Short exercise:
In the entries that follow, count each line containing "label" and state the total, nothing more.

Dataset items:
▼

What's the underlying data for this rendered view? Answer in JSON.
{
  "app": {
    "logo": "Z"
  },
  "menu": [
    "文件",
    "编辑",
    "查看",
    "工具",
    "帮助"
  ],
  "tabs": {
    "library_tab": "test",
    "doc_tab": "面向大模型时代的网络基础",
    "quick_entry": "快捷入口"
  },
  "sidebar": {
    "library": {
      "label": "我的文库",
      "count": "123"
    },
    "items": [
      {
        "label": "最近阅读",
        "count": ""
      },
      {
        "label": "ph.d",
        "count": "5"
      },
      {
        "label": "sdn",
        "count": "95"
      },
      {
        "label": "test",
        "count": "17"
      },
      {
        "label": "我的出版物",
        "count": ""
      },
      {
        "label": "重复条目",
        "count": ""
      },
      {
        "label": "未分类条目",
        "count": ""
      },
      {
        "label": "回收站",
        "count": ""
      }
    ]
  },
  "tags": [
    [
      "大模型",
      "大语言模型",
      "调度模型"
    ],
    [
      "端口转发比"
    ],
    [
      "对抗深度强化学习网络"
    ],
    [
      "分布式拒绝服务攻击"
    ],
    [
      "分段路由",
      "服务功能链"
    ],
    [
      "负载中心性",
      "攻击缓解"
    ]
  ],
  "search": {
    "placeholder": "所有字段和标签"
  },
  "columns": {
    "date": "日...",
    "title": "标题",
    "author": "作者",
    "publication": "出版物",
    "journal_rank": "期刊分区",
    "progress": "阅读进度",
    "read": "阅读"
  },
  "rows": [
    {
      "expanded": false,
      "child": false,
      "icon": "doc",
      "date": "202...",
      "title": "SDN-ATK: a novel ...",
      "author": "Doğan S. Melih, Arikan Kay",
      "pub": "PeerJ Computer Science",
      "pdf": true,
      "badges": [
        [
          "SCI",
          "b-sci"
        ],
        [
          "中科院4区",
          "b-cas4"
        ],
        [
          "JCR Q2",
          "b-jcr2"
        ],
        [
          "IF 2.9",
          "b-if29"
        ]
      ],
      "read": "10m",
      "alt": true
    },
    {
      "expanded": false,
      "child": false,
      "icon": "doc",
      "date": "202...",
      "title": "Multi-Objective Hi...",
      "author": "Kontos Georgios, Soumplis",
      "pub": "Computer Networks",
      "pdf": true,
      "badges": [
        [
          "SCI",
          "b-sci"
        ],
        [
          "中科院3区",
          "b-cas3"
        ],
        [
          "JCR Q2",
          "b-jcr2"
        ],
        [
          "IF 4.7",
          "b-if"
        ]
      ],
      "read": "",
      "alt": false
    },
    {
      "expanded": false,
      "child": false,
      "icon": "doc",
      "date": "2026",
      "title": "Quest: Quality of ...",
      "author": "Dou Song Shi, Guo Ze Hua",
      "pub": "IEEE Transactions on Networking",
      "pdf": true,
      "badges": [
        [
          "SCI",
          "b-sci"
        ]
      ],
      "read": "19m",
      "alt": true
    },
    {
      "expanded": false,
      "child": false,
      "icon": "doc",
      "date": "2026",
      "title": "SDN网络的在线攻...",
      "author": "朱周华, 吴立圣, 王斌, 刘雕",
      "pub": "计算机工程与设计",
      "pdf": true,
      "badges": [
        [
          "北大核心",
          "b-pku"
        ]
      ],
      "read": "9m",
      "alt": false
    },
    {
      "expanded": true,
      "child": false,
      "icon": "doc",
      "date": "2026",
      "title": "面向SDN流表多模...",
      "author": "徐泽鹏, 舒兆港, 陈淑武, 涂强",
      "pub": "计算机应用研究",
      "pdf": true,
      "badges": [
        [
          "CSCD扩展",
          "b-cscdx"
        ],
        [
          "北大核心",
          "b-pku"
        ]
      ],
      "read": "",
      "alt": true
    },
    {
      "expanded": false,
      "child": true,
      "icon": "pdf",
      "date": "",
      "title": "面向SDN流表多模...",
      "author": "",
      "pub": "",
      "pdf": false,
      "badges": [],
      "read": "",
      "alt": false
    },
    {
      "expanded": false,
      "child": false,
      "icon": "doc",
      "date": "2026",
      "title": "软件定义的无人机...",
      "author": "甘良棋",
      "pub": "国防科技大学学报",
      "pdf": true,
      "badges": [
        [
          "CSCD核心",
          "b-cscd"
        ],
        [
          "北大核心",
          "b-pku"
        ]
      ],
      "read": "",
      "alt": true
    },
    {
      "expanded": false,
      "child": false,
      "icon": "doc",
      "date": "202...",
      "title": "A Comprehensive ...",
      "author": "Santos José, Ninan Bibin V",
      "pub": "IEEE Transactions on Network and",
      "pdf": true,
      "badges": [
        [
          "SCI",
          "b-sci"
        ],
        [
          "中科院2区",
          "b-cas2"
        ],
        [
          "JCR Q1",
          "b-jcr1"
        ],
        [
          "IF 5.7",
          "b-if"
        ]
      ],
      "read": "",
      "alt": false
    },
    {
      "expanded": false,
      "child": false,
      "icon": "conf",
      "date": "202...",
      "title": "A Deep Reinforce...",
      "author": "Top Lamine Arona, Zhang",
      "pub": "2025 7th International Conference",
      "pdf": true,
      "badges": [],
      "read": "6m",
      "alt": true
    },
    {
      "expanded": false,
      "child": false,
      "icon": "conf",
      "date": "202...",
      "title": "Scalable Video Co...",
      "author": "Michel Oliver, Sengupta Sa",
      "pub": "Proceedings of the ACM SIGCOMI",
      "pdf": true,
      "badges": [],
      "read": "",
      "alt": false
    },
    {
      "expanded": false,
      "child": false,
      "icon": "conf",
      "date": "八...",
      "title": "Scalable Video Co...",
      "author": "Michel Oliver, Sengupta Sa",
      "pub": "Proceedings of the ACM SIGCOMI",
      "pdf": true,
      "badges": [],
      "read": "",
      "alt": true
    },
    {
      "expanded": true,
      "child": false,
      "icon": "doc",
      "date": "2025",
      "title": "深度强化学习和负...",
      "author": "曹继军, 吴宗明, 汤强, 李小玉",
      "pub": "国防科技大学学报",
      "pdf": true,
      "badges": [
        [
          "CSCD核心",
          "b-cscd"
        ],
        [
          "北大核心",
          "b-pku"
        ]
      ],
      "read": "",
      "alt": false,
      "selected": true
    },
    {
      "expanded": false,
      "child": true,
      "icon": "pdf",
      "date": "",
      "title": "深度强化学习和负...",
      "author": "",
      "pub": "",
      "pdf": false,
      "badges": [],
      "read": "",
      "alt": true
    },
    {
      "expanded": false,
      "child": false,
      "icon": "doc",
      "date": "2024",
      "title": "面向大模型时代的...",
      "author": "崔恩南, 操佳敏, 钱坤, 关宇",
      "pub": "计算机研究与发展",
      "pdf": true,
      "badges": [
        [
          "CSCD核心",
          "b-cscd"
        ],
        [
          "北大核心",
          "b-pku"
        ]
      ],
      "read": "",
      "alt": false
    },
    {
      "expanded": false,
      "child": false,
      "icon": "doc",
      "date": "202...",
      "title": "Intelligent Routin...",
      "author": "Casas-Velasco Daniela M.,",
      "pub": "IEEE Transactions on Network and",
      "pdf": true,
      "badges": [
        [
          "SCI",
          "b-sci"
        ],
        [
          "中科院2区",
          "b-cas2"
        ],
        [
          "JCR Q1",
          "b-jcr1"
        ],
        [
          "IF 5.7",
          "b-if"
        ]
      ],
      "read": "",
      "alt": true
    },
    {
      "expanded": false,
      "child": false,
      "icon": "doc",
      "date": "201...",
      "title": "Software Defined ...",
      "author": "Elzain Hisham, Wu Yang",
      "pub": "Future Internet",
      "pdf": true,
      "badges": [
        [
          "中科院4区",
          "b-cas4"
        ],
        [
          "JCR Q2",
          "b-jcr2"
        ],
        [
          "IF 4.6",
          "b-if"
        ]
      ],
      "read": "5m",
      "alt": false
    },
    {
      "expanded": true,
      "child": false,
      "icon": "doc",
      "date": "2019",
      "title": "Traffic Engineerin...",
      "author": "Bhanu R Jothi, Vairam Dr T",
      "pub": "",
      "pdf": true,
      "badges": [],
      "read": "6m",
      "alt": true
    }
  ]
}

▲

Response below:
9